▶ **Instruction**: Check each line of the listing, and copy it if it contains the word "style".
##### Data for the task #####
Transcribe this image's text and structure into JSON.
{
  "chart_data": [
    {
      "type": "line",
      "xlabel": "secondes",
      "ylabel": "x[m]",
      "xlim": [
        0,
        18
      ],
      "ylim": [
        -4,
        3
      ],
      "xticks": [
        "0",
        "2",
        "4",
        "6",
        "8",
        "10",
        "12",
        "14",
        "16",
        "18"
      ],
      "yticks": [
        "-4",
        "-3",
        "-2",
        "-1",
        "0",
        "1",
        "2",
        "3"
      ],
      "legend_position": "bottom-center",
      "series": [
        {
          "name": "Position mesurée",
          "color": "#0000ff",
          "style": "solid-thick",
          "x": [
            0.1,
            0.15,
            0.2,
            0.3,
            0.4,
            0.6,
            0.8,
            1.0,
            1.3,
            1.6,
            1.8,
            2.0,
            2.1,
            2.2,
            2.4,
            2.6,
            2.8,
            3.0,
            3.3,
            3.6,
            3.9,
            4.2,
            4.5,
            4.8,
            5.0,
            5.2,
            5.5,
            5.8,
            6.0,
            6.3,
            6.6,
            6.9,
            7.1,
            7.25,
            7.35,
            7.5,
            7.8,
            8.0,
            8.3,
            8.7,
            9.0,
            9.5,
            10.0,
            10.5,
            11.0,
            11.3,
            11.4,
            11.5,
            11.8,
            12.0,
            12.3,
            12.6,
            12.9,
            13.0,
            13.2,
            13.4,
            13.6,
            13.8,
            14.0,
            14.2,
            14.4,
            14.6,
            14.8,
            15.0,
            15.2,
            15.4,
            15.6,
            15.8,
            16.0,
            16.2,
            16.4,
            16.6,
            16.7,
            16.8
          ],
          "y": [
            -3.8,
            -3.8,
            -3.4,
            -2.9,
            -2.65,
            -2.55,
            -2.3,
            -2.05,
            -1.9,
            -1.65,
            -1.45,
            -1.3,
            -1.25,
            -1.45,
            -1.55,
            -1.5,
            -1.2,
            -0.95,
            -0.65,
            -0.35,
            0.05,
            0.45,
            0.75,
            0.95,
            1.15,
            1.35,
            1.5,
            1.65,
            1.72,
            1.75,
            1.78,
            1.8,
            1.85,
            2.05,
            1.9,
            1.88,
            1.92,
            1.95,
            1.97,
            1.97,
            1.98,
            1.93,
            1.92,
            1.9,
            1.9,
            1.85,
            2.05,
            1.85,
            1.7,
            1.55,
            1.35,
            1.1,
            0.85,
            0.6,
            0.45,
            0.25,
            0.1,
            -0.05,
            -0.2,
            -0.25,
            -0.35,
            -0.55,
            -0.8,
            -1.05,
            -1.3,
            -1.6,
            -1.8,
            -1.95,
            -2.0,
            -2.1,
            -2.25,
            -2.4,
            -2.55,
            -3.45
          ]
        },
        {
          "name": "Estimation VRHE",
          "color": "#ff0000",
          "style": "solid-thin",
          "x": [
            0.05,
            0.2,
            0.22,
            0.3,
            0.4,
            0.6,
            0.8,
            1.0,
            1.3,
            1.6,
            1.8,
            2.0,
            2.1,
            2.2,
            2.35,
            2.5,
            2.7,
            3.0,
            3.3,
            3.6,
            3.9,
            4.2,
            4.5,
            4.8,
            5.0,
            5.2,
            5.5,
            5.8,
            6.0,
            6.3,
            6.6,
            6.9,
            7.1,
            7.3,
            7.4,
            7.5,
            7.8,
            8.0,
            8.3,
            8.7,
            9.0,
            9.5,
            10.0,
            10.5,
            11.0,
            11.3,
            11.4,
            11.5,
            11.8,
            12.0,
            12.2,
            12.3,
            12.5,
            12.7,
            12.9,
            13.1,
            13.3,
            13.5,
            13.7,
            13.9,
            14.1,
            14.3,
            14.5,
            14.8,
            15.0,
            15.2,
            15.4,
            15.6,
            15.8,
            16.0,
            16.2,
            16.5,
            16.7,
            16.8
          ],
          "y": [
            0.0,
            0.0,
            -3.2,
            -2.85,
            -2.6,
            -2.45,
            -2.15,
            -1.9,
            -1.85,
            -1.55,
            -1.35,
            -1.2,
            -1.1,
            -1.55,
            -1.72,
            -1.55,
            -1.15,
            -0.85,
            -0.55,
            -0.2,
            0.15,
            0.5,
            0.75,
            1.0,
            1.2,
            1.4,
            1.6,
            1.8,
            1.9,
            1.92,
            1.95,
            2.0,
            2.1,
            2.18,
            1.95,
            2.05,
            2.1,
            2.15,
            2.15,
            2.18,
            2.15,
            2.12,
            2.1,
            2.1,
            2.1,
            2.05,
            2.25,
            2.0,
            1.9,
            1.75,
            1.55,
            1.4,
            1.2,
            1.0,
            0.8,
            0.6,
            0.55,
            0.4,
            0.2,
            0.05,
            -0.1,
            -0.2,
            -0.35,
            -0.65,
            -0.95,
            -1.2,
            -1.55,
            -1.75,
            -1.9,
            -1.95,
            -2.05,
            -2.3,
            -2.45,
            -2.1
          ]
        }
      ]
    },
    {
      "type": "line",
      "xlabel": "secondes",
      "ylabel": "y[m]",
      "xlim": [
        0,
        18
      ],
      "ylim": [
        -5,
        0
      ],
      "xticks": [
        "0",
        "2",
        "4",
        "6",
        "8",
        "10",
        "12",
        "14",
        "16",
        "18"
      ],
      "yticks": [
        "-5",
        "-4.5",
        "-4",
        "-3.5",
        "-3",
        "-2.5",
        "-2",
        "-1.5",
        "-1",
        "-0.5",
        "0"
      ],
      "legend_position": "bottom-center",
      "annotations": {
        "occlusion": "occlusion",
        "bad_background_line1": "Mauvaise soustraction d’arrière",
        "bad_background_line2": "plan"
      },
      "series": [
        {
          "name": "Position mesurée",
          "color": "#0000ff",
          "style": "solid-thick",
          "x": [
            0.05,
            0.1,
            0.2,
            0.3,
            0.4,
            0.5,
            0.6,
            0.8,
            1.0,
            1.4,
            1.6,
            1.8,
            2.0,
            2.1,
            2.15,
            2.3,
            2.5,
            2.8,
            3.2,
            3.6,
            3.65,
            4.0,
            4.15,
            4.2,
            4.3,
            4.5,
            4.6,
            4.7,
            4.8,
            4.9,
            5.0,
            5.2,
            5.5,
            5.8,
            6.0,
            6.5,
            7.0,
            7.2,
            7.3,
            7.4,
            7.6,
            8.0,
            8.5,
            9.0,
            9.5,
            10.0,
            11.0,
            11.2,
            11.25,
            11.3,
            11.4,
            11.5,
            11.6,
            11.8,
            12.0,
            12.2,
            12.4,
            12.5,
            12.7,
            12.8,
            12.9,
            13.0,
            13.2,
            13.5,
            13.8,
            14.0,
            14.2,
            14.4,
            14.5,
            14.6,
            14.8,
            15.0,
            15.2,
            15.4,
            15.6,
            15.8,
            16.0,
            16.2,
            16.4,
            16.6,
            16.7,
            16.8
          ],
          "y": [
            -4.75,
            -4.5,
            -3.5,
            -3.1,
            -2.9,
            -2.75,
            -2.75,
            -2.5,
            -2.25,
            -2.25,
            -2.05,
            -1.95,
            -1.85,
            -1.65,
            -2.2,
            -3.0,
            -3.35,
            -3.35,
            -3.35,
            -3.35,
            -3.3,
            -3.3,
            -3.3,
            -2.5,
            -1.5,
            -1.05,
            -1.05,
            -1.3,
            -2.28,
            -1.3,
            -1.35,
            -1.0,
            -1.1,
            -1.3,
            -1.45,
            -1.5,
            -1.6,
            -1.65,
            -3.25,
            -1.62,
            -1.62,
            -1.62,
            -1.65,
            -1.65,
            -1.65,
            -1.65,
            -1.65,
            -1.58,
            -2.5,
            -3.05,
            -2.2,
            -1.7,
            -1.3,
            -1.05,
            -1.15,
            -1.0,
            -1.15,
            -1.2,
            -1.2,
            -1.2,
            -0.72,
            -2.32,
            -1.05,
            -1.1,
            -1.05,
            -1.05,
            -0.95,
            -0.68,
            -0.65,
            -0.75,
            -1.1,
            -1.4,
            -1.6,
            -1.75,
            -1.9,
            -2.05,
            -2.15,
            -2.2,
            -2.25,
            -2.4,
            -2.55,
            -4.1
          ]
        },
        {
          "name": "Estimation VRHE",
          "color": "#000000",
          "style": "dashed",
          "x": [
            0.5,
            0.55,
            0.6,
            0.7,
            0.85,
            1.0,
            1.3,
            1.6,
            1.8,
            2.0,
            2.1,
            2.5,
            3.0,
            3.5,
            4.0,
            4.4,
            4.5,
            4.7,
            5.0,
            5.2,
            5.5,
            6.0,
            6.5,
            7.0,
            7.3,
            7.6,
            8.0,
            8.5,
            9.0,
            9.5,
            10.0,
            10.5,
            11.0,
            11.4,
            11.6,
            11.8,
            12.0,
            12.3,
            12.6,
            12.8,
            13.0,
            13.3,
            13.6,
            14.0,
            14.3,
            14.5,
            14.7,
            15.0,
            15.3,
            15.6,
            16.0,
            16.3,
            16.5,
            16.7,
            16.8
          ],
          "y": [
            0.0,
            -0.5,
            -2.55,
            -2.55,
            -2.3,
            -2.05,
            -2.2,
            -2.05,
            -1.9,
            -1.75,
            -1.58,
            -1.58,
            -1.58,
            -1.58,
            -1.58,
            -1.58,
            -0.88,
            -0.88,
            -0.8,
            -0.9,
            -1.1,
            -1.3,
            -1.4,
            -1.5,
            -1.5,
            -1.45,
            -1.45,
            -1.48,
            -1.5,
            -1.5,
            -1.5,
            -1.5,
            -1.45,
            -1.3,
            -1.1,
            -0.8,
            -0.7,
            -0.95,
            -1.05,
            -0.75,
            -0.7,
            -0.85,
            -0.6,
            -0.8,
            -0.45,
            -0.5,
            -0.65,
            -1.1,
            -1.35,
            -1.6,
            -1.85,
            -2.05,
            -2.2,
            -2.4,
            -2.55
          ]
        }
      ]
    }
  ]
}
#####
▶ **The result**:
          "style": "solid-thick",
          "style": "solid-thin",
          "style": "solid-thick",
          "style": "dashed",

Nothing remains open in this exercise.